### SUPPLIED INFORMATION
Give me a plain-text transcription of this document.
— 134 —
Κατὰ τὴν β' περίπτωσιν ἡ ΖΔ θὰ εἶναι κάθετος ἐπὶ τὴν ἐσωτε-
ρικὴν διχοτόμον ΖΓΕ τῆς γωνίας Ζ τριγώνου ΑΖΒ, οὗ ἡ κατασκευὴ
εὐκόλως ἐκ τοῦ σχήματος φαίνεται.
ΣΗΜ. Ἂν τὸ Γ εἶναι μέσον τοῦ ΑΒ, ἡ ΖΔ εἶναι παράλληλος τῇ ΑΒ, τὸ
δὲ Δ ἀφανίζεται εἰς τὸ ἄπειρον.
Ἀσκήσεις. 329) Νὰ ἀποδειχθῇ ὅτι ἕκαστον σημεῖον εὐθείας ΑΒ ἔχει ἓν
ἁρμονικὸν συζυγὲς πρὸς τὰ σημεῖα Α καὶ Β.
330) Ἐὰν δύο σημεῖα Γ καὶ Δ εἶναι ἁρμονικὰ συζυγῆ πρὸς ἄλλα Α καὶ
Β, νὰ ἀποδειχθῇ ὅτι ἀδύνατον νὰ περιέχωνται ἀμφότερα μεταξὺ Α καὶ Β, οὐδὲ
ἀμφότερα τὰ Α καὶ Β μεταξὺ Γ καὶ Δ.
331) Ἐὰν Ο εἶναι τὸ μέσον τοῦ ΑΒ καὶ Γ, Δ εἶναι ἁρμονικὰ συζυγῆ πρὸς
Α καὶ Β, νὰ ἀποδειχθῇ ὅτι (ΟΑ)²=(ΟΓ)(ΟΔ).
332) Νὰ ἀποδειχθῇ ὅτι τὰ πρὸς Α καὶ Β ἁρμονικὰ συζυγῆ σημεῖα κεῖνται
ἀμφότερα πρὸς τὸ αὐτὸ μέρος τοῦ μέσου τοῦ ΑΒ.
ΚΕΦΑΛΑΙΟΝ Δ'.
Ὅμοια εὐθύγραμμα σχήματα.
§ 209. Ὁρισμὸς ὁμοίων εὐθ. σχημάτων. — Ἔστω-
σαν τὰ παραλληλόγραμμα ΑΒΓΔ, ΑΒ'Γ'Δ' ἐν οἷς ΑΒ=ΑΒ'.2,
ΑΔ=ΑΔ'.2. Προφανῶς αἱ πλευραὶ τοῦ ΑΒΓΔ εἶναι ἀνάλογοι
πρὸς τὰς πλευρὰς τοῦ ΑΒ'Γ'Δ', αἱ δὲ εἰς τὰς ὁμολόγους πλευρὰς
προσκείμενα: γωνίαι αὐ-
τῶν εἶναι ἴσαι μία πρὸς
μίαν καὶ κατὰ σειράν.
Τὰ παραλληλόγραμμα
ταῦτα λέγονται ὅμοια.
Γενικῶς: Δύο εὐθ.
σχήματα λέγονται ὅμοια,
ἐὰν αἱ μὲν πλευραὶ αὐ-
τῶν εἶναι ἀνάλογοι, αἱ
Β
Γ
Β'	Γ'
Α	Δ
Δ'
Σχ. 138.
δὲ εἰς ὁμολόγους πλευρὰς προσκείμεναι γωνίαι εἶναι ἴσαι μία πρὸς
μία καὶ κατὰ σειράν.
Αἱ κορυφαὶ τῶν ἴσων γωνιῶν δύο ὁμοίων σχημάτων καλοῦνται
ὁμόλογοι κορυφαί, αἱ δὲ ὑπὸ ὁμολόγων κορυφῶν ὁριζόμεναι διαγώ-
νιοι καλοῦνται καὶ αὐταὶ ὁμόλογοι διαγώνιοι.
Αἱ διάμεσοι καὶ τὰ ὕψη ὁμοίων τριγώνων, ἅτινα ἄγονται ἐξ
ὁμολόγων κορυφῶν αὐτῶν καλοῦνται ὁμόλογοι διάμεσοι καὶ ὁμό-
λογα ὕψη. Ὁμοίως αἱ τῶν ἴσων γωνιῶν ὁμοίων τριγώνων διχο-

### AIM
Print out every entry, keeping each one exact.

### CORRECT RESULT
Give me a plain-text transcription of this document.
— 134 —
Κατὰ τὴν β' περίπτωσιν ἡ ΖΔ θὰ εἶναι κάθετος ἐπὶ τὴν ἐσωτε-
ρικὴν διχοτόμον ΖΓΕ τῆς γωνίας Ζ τριγώνου ΑΖΒ, οὗ ἡ κατασκευὴ
εὐκόλως ἐκ τοῦ σχήματος φαίνεται.
ΣΗΜ. Ἂν τὸ Γ εἶναι μέσον τοῦ ΑΒ, ἡ ΖΔ εἶναι παράλληλος τῇ ΑΒ, τὸ
δὲ Δ ἀφανίζεται εἰς τὸ ἄπειρον.
Ἀσκήσεις. 329) Νὰ ἀποδειχθῇ ὅτι ἕκαστον σημεῖον εὐθείας ΑΒ ἔχει ἓν
ἁρμονικὸν συζυγὲς πρὸς τὰ σημεῖα Α καὶ Β.
330) Ἐὰν δύο σημεῖα Γ καὶ Δ εἶναι ἁρμονικὰ συζυγῆ πρὸς ἄλλα Α καὶ
Β, νὰ ἀποδειχθῇ ὅτι ἀδύνατον νὰ περιέχωνται ἀμφότερα μεταξὺ Α καὶ Β, οὐδὲ
ἀμφότερα τὰ Α καὶ Β μεταξὺ Γ καὶ Δ.
331) Ἐὰν Ο εἶναι τὸ μέσον τοῦ ΑΒ καὶ Γ, Δ εἶναι ἁρμονικὰ συζυγῆ πρὸς
Α καὶ Β, νὰ ἀποδειχθῇ ὅτι (ΟΑ)²=(ΟΓ)(ΟΔ).
332) Νὰ ἀποδειχθῇ ὅτι τὰ πρὸς Α καὶ Β ἁρμονικὰ συζυγῆ σημεῖα κεῖνται
ἀμφότερα πρὸς τὸ αὐτὸ μέρος τοῦ μέσου τοῦ ΑΒ.
ΚΕΦΑΛΑΙΟΝ Δ'.
Ὅμοια εὐθύγραμμα σχήματα.
§ 209. Ὁρισμὸς ὁμοίων εὐθ. σχημάτων. — Ἔστω-
σαν τὰ παραλληλόγραμμα ΑΒΓΔ, ΑΒ'Γ'Δ' ἐν οἷς ΑΒ=ΑΒ'.2,
ΑΔ=ΑΔ'.2. Προφανῶς αἱ πλευραὶ τοῦ ΑΒΓΔ εἶναι ἀνάλογοι
πρὸς τὰς πλευρὰς τοῦ ΑΒ'Γ'Δ', αἱ δὲ εἰς τὰς ὁμολόγους πλευρὰς
προσκείμενα: γωνίαι αὐ-
τῶν εἶναι ἴσαι μία πρὸς
μίαν καὶ κατὰ σειράν.
Τὰ παραλληλόγραμμα
ταῦτα λέγονται ὅμοια.
Γενικῶς: Δύο εὐθ.
σχήματα λέγονται ὅμοια,
ἐὰν αἱ μὲν πλευραὶ αὐ-
τῶν εἶναι ἀνάλογοι, αἱ
Β
Γ
Β'	Γ'
Α	Δ
Δ'
Σχ. 138.
δὲ εἰς ὁμολόγους πλευρὰς προσκείμεναι γωνίαι εἶναι ἴσαι μία πρὸς
μία καὶ κατὰ σειράν.
Αἱ κορυφαὶ τῶν ἴσων γωνιῶν δύο ὁμοίων σχημάτων καλοῦνται
ὁμόλογοι κορυφαί, αἱ δὲ ὑπὸ ὁμολόγων κορυφῶν ὁριζόμεναι διαγώ-
νιοι καλοῦνται καὶ αὐταὶ ὁμόλογοι διαγώνιοι.
Αἱ διάμεσοι καὶ τὰ ὕψη ὁμοίων τριγώνων, ἅτινα ἄγονται ἐξ
ὁμολόγων κορυφῶν αὐτῶν καλοῦνται ὁμόλογοι διάμεσοι καὶ ὁμό-
λογα ὕψη. Ὁμοίως αἱ τῶν ἴσων γωνιῶν ὁμοίων τριγώνων διχο-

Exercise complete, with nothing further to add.